-- Start STORED DATA --

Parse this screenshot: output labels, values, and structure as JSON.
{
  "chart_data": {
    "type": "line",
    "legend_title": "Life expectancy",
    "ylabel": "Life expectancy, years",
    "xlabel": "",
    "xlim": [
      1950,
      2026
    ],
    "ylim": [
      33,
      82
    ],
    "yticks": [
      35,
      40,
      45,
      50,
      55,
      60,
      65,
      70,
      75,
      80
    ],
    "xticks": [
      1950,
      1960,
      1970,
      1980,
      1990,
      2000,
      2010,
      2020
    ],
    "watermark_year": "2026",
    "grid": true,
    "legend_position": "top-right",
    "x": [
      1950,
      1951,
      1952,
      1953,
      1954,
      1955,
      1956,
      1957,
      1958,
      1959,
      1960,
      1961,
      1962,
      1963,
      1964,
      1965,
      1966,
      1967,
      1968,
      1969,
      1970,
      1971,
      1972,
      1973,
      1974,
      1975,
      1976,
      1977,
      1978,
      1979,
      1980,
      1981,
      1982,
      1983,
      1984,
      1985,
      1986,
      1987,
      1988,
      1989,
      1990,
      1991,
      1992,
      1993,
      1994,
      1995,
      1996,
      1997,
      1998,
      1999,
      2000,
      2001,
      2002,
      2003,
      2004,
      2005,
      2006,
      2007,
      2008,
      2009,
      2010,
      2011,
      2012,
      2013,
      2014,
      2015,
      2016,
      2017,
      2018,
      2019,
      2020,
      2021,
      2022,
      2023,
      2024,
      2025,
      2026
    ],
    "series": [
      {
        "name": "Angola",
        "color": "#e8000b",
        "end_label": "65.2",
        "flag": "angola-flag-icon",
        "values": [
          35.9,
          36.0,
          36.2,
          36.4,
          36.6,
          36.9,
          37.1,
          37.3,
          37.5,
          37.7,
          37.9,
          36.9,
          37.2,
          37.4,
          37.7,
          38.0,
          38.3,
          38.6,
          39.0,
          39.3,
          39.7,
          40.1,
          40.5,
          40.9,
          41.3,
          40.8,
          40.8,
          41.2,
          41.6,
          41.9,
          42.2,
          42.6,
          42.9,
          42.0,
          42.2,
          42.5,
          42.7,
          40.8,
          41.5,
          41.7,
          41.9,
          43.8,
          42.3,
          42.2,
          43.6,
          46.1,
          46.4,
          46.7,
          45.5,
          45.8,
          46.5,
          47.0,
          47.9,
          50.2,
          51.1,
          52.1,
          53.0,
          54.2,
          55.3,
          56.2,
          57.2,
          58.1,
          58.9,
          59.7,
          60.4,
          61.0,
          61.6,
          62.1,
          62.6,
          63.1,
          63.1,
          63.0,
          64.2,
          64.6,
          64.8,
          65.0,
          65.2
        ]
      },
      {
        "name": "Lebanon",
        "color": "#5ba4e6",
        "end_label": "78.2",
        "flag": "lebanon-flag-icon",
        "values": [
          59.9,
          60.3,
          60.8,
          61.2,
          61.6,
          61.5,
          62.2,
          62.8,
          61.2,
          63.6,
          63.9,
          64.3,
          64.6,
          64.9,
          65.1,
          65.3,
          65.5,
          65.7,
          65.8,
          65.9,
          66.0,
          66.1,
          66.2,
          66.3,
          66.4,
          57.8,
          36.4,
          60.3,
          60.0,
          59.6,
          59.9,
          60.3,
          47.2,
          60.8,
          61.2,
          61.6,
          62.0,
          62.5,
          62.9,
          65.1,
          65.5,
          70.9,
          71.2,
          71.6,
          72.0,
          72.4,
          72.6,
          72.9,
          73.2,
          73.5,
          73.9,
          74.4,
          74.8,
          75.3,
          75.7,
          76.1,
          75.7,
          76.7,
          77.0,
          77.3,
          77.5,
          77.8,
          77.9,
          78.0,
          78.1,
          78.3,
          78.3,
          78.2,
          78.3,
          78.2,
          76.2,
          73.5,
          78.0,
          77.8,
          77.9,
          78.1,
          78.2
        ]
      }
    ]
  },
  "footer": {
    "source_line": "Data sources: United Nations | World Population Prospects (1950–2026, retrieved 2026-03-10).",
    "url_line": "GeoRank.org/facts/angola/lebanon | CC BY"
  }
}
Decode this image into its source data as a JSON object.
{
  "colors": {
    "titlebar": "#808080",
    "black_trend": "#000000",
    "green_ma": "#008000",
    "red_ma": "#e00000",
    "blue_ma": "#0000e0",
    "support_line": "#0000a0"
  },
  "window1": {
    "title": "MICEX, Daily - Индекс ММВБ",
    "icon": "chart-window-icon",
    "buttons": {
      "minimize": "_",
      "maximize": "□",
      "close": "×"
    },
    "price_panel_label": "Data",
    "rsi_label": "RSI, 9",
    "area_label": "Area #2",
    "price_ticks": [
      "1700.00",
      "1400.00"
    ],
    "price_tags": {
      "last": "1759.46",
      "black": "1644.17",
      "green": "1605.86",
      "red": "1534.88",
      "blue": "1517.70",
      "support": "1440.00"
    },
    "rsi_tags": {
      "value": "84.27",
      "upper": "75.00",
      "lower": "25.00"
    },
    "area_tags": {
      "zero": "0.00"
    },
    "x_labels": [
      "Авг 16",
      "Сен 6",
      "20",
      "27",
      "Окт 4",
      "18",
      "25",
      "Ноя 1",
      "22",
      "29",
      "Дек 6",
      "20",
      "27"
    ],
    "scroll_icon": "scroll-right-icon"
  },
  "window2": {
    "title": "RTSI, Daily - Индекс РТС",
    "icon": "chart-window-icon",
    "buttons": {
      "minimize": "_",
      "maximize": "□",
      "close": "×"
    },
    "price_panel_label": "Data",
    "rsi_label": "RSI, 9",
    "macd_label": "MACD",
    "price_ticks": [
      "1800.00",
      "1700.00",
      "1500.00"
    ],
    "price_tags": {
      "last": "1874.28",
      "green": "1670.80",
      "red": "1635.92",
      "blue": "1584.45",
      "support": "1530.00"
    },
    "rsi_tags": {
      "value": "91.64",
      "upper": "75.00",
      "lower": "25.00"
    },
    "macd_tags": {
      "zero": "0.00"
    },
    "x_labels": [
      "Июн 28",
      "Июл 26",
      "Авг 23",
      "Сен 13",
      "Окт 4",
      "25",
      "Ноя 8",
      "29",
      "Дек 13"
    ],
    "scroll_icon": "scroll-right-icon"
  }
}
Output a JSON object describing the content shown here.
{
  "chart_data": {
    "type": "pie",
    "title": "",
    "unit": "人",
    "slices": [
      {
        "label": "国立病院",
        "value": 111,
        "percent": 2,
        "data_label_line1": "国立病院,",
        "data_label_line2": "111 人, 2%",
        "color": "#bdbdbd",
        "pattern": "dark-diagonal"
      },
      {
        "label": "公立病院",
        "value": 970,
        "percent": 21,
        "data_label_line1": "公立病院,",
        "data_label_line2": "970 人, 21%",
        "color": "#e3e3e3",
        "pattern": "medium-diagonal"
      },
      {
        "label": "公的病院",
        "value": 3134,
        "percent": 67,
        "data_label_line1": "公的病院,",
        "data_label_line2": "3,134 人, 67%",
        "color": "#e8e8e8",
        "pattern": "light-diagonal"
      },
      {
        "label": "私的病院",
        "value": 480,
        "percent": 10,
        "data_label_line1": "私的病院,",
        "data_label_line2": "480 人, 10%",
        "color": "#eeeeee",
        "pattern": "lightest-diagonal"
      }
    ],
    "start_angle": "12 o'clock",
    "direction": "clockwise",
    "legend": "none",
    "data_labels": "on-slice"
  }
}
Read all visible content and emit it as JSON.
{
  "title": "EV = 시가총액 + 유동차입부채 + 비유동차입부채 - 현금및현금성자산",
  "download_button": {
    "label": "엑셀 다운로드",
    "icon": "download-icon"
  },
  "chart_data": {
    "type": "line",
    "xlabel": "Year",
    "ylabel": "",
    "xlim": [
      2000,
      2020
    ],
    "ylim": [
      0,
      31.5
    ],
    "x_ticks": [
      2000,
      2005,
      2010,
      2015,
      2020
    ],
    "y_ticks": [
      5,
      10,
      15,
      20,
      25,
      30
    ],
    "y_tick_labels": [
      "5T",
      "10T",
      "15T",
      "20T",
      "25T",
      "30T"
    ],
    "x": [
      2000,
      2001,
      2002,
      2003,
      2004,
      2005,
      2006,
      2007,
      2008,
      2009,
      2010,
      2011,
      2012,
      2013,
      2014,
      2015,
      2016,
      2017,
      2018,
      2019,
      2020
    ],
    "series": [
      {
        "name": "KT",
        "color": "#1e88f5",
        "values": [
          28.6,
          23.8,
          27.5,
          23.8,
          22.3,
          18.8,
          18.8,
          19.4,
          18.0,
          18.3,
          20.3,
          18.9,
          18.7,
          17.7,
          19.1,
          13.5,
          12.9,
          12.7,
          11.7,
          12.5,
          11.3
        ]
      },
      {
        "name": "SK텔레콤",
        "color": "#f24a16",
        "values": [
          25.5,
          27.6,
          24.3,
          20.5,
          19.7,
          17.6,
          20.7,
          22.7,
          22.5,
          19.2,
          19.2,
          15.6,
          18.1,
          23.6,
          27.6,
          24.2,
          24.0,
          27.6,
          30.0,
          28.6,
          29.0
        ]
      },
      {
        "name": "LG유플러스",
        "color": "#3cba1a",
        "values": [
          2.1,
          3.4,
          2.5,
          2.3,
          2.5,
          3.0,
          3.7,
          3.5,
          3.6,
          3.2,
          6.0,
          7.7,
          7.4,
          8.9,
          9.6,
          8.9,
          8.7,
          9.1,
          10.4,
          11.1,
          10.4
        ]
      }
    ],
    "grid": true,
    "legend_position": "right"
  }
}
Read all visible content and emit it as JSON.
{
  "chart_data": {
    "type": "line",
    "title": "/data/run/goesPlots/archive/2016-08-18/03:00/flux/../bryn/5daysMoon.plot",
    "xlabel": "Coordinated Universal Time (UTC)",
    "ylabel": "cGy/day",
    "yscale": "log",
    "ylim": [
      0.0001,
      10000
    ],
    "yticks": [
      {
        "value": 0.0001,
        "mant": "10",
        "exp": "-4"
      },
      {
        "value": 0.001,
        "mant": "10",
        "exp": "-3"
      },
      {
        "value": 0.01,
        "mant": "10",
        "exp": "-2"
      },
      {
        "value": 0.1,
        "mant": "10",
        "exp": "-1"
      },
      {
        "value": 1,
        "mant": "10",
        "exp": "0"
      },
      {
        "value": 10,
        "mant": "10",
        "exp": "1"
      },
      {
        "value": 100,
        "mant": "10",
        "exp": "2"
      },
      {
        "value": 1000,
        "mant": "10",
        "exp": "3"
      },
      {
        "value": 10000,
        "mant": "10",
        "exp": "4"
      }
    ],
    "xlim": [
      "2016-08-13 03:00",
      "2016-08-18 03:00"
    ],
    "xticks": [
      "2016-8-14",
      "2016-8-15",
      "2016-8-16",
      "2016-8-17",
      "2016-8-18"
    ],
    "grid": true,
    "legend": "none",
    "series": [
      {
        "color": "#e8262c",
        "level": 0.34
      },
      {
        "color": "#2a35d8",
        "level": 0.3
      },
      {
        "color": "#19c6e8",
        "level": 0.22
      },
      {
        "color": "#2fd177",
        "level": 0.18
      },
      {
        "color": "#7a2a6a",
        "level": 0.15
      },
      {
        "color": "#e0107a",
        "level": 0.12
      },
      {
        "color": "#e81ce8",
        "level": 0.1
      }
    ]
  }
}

-- End STORED DATA --

REQUIREMENT>
Look through the lines above and collect those with the word "right".

EXERCISE RESULT>
    "legend_position": "top-right",
    "scroll_icon": "scroll-right-icon"
    "scroll_icon": "scroll-right-icon"
    "legend_position": "right"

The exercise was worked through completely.